- [Extracted entries]

----

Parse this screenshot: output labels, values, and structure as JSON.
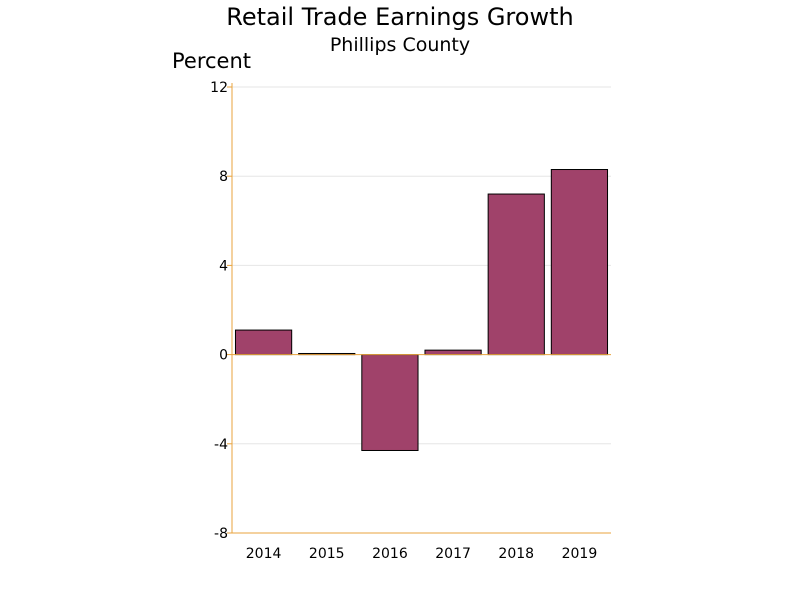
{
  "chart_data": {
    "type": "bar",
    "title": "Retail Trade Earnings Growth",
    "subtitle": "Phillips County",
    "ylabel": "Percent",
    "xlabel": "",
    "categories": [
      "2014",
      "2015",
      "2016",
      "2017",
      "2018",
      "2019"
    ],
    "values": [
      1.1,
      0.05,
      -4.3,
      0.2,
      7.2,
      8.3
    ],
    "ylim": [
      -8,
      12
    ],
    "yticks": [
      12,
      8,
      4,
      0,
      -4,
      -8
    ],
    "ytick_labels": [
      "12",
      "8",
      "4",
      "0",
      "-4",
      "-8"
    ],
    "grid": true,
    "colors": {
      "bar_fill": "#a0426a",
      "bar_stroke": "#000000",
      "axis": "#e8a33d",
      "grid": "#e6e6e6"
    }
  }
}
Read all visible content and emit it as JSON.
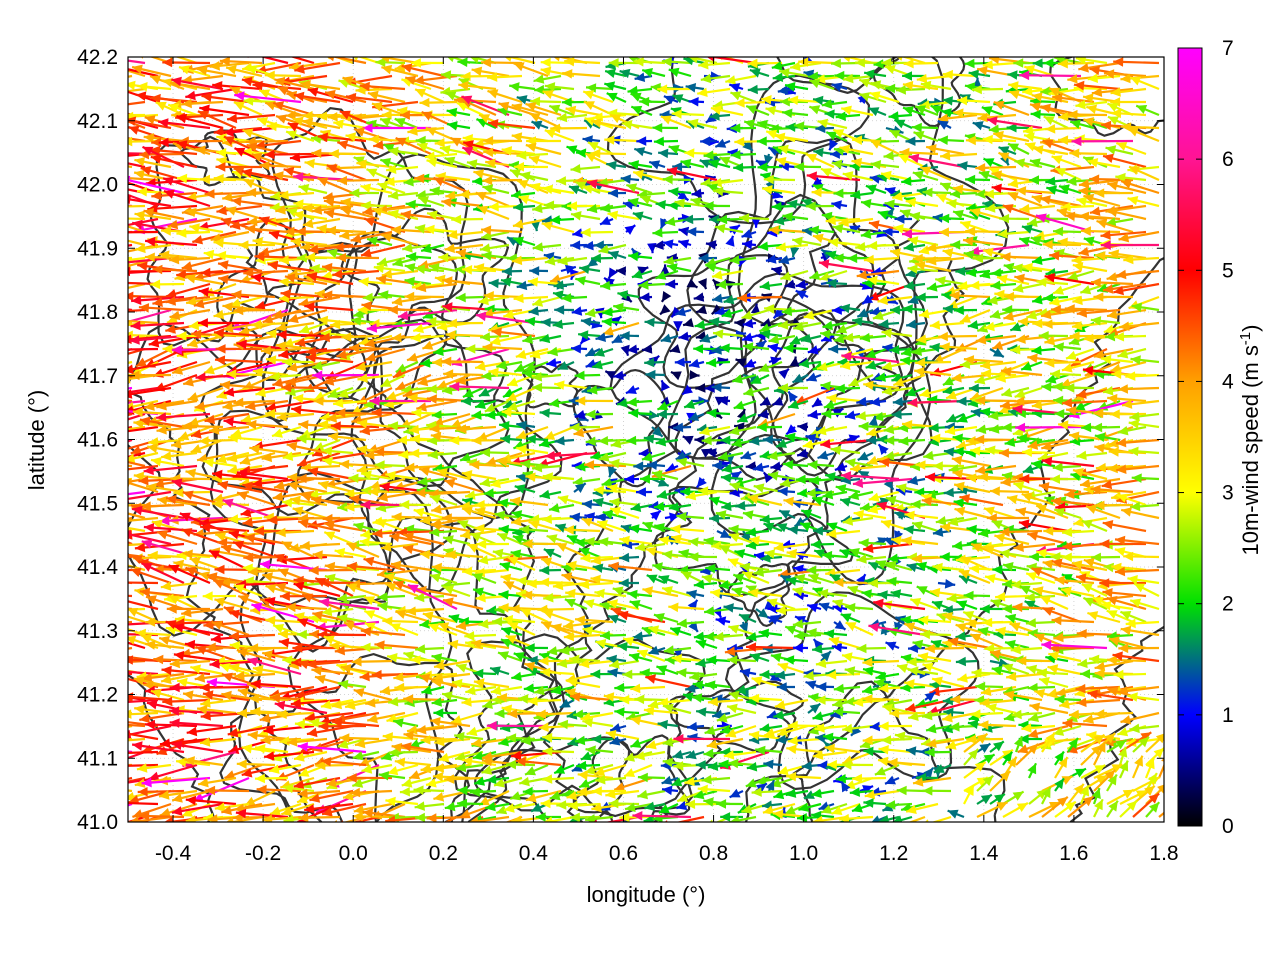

----

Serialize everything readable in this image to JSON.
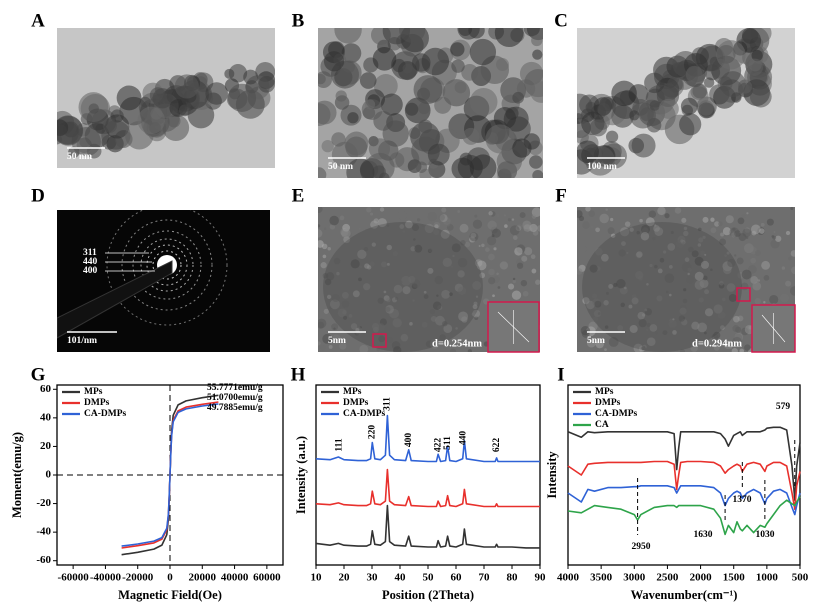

----

Only the lines from "Parse this screenshot: output" through "Read all visible content and emit it as JSON." should appear in your output, copied exactly with both end lines, and with no pictures.

- [Expected answer]
Parse this screenshot: output labels, values, and structure as JSON.
{
  "chart_data": {
    "type": "bar",
    "title": "Retail Trade Earnings Growth",
    "subtitle": "Phillips County",
    "ylabel": "Percent",
    "xlabel": "",
    "categories": [
      "2014",
      "2015",
      "2016",
      "2017",
      "2018",
      "2019"
    ],
    "values": [
      1.1,
      0.05,
      -4.3,
      0.2,
      7.2,
      8.3
    ],
    "ylim": [
      -8,
      12
    ],
    "yticks": [
      12,
      8,
      4,
      0,
      -4,
      -8
    ],
    "ytick_labels": [
      "12",
      "8",
      "4",
      "0",
      "-4",
      "-8"
    ],
    "grid": true,
    "colors": {
      "bar_fill": "#a0426a",
      "bar_stroke": "#000000",
      "axis": "#e8a33d",
      "grid": "#e6e6e6"
    }
  }
}
Read all visible content and emit it as JSON.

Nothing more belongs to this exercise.